:: DIRECTIONS FOR THIS TASK ::
Repeat the records below exactly as they appear.

[Dataset records]
** begin **

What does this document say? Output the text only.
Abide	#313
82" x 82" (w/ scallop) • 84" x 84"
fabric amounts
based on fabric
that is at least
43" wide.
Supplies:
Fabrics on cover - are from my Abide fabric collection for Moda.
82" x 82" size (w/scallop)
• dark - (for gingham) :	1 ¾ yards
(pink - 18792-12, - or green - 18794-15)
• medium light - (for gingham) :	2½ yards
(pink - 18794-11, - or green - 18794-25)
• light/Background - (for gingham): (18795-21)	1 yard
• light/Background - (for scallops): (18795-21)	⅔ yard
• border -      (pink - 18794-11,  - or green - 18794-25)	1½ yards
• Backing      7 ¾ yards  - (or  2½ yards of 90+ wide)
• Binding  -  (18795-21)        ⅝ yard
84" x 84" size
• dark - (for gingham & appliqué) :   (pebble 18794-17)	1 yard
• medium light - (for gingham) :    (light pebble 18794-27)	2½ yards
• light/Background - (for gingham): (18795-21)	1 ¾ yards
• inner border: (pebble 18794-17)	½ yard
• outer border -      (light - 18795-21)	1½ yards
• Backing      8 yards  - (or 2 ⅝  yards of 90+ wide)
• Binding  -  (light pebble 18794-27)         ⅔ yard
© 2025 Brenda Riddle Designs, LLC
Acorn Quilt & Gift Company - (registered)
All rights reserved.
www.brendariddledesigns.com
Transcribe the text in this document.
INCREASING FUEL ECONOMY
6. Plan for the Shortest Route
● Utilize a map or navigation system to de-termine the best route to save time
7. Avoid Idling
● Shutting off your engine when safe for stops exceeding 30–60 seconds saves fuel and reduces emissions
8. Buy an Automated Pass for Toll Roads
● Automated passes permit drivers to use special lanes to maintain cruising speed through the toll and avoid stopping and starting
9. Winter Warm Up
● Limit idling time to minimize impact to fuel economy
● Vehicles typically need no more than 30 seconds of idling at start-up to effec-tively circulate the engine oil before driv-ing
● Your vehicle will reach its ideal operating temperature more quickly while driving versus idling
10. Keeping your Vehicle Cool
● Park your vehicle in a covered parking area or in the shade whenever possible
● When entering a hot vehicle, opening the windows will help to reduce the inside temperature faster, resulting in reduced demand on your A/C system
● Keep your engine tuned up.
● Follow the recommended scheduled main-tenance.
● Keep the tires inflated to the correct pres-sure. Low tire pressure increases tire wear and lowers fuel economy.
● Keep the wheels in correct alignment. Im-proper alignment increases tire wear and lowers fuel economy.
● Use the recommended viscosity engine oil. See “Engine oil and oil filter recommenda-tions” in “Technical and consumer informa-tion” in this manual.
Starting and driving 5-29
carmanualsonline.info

** end **

:: RESULT OF THIS EXERCISE ::
What does this document say? Output the text only.
Abide	#313
82" x 82" (w/ scallop) • 84" x 84"
fabric amounts
based on fabric
that is at least
43" wide.
Supplies:
Fabrics on cover - are from my Abide fabric collection for Moda.
82" x 82" size (w/scallop)
• dark - (for gingham) :	1 ¾ yards
(pink - 18792-12, - or green - 18794-15)
• medium light - (for gingham) :	2½ yards
(pink - 18794-11, - or green - 18794-25)
• light/Background - (for gingham): (18795-21)	1 yard
• light/Background - (for scallops): (18795-21)	⅔ yard
• border -      (pink - 18794-11,  - or green - 18794-25)	1½ yards
• Backing      7 ¾ yards  - (or  2½ yards of 90+ wide)
• Binding  -  (18795-21)        ⅝ yard
84" x 84" size
• dark - (for gingham & appliqué) :   (pebble 18794-17)	1 yard
• medium light - (for gingham) :    (light pebble 18794-27)	2½ yards
• light/Background - (for gingham): (18795-21)	1 ¾ yards
• inner border: (pebble 18794-17)	½ yard
• outer border -      (light - 18795-21)	1½ yards
• Backing      8 yards  - (or 2 ⅝  yards of 90+ wide)
• Binding  -  (light pebble 18794-27)         ⅔ yard
© 2025 Brenda Riddle Designs, LLC
Acorn Quilt & Gift Company - (registered)
All rights reserved.
www.brendariddledesigns.com
Transcribe the text in this document.
INCREASING FUEL ECONOMY
6. Plan for the Shortest Route
● Utilize a map or navigation system to de-termine the best route to save time
7. Avoid Idling
● Shutting off your engine when safe for stops exceeding 30–60 seconds saves fuel and reduces emissions
8. Buy an Automated Pass for Toll Roads
● Automated passes permit drivers to use special lanes to maintain cruising speed through the toll and avoid stopping and starting
9. Winter Warm Up
● Limit idling time to minimize impact to fuel economy
● Vehicles typically need no more than 30 seconds of idling at start-up to effec-tively circulate the engine oil before driv-ing
● Your vehicle will reach its ideal operating temperature more quickly while driving versus idling
10. Keeping your Vehicle Cool
● Park your vehicle in a covered parking area or in the shade whenever possible
● When entering a hot vehicle, opening the windows will help to reduce the inside temperature faster, resulting in reduced demand on your A/C system
● Keep your engine tuned up.
● Follow the recommended scheduled main-tenance.
● Keep the tires inflated to the correct pres-sure. Low tire pressure increases tire wear and lowers fuel economy.
● Keep the wheels in correct alignment. Im-proper alignment increases tire wear and lowers fuel economy.
● Use the recommended viscosity engine oil. See “Engine oil and oil filter recommenda-tions” in “Technical and consumer informa-tion” in this manual.
Starting and driving 5-29
carmanualsonline.info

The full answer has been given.